### Requirements
List each line in which the string "this" appears.

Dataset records
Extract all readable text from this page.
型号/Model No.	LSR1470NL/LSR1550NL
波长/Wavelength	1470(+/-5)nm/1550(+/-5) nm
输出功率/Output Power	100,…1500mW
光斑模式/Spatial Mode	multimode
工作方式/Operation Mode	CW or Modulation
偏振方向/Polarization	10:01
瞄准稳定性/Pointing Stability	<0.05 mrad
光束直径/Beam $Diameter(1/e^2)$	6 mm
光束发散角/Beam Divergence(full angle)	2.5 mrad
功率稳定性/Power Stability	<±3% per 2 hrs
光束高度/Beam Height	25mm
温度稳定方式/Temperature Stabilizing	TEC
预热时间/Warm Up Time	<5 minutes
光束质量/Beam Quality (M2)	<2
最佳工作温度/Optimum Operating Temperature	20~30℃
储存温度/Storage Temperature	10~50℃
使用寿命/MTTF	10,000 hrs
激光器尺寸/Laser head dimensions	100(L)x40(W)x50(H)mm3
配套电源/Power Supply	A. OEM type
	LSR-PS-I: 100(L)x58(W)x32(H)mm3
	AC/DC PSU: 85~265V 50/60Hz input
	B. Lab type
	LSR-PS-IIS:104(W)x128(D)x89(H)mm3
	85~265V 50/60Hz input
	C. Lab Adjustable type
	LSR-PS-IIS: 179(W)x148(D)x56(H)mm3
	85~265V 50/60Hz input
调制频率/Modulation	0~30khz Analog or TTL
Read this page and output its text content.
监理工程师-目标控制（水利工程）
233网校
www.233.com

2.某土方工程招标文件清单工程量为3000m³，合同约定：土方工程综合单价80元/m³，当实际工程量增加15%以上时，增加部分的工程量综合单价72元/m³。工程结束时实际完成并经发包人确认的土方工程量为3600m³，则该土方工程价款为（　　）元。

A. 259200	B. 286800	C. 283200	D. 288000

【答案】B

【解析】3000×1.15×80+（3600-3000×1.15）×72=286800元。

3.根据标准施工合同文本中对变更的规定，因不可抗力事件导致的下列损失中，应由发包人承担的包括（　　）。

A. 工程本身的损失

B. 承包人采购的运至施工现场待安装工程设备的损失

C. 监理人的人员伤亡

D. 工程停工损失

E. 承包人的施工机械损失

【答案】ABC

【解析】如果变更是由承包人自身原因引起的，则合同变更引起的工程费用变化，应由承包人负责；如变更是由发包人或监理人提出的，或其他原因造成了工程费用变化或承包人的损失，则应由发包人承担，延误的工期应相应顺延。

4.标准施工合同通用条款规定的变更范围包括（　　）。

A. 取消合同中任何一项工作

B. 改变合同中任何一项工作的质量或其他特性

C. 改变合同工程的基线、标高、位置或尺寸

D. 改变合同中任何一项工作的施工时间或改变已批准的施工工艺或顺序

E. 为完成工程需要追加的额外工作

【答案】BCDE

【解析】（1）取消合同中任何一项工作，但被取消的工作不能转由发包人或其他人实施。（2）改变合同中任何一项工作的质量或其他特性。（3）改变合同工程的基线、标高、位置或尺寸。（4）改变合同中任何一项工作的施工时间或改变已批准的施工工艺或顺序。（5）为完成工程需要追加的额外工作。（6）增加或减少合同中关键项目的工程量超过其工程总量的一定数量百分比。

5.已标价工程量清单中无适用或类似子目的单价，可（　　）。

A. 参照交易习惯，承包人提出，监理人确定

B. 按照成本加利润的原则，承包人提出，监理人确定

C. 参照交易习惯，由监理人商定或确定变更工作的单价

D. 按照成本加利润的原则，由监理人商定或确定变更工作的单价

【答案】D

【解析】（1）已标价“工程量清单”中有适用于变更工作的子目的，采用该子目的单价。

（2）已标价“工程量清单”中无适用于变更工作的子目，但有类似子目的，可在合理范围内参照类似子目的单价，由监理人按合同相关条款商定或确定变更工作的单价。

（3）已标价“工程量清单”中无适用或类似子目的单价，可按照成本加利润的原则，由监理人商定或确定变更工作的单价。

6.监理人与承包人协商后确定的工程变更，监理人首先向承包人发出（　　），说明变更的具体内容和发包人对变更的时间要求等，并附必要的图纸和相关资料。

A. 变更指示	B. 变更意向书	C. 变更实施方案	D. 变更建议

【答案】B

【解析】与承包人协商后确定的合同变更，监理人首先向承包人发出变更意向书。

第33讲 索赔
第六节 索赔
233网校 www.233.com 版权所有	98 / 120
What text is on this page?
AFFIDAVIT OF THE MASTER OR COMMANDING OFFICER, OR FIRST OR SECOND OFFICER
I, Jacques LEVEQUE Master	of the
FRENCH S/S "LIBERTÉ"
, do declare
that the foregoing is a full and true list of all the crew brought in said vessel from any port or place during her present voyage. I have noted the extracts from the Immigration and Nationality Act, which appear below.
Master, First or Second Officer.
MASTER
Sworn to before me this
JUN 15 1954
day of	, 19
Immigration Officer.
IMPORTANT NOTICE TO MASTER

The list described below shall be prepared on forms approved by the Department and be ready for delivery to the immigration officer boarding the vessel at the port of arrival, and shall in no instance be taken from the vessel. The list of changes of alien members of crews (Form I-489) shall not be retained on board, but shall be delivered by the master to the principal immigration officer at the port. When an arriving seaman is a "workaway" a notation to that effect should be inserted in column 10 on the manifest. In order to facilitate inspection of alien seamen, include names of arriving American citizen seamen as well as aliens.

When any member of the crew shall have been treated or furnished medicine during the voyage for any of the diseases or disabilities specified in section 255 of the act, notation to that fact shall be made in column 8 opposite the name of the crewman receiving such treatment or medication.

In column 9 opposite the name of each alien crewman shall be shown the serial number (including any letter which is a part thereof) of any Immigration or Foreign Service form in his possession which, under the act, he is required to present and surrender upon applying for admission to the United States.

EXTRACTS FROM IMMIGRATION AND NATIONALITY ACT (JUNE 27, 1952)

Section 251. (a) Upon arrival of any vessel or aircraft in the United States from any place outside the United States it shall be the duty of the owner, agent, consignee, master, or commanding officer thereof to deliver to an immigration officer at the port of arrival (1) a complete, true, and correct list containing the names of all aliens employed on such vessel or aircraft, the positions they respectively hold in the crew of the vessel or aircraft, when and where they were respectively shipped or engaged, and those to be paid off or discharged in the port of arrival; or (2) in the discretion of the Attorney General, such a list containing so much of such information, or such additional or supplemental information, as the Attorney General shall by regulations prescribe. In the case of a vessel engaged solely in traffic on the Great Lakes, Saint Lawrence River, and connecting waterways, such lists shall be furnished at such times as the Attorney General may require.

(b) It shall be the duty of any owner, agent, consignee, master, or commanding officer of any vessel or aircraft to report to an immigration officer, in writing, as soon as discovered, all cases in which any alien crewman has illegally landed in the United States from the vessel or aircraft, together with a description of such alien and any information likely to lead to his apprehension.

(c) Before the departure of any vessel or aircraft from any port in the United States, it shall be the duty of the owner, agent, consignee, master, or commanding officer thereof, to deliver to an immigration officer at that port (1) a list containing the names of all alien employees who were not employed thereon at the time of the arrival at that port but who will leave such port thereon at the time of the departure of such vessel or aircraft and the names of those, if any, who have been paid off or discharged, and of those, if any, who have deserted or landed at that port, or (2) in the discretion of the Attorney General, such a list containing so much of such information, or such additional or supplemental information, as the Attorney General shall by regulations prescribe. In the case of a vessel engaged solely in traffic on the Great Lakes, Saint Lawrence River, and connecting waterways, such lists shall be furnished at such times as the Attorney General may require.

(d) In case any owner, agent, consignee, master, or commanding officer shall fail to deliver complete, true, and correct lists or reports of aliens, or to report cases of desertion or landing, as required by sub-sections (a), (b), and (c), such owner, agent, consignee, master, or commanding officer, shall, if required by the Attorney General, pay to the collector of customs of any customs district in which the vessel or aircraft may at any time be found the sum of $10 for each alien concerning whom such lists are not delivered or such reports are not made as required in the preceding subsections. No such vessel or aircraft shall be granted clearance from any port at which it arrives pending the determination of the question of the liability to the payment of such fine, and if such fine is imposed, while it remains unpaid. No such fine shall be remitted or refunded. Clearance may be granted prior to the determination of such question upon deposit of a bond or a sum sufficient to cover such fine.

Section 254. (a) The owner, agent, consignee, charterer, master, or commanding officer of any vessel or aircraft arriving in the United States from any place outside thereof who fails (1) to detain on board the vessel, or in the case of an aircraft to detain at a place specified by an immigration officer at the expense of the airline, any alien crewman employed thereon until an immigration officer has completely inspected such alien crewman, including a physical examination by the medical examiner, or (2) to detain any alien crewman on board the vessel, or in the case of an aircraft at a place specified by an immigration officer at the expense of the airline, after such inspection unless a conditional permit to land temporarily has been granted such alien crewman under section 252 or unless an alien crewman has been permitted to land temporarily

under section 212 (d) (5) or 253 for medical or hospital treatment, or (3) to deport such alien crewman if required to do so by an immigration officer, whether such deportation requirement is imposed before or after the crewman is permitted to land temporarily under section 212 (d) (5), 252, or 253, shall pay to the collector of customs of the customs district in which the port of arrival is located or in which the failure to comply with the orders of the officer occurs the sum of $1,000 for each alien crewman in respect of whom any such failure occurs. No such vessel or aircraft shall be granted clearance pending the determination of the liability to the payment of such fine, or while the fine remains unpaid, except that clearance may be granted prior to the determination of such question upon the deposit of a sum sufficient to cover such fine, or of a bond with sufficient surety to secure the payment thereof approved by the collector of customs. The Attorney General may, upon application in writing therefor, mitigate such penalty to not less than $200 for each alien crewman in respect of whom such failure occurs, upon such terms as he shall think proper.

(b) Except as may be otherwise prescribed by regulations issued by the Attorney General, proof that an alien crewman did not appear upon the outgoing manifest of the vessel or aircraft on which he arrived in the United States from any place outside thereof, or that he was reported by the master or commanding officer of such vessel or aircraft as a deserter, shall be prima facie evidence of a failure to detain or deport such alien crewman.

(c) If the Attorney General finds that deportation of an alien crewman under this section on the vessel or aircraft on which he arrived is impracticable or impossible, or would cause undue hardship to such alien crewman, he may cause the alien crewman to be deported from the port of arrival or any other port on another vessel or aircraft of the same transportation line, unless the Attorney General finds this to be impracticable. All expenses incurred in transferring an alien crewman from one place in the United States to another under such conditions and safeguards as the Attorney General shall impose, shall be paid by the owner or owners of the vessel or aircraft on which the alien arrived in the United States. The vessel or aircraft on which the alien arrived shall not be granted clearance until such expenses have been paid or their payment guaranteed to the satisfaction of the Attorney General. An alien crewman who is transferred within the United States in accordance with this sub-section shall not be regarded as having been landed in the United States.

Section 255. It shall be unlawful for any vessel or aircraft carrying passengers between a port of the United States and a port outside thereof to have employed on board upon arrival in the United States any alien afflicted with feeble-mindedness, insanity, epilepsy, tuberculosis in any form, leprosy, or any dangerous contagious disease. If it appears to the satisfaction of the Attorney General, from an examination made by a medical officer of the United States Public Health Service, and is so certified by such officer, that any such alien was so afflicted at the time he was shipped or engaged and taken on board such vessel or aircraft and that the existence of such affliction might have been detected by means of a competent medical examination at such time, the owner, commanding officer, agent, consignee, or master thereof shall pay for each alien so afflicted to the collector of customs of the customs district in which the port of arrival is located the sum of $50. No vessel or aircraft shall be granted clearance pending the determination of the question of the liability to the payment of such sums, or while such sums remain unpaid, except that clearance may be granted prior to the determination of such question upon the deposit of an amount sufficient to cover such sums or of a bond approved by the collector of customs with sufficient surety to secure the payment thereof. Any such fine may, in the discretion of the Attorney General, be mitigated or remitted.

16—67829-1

### Solved problem
Extract all readable text from this page.
Read this page and output its text content.
What text is on this page?
Sworn to before me this
(c) If the Attorney General finds that deportation of an alien crewman under this section on the vessel or aircraft on which he arrived is impracticable or impossible, or would cause undue hardship to such alien crewman, he may cause the alien crewman to be deported from the port of arrival or any other port on another vessel or aircraft of the same transportation line, unless the Attorney General finds this to be impracticable. All expenses incurred in transferring an alien crewman from one place in the United States to another under such conditions and safeguards as the Attorney General shall impose, shall be paid by the owner or owners of the vessel or aircraft on which the alien arrived in the United States. The vessel or aircraft on which the alien arrived shall not be granted clearance until such expenses have been paid or their payment guaranteed to the satisfaction of the Attorney General. An alien crewman who is transferred within the United States in accordance with this sub-section shall not be regarded as having been landed in the United States.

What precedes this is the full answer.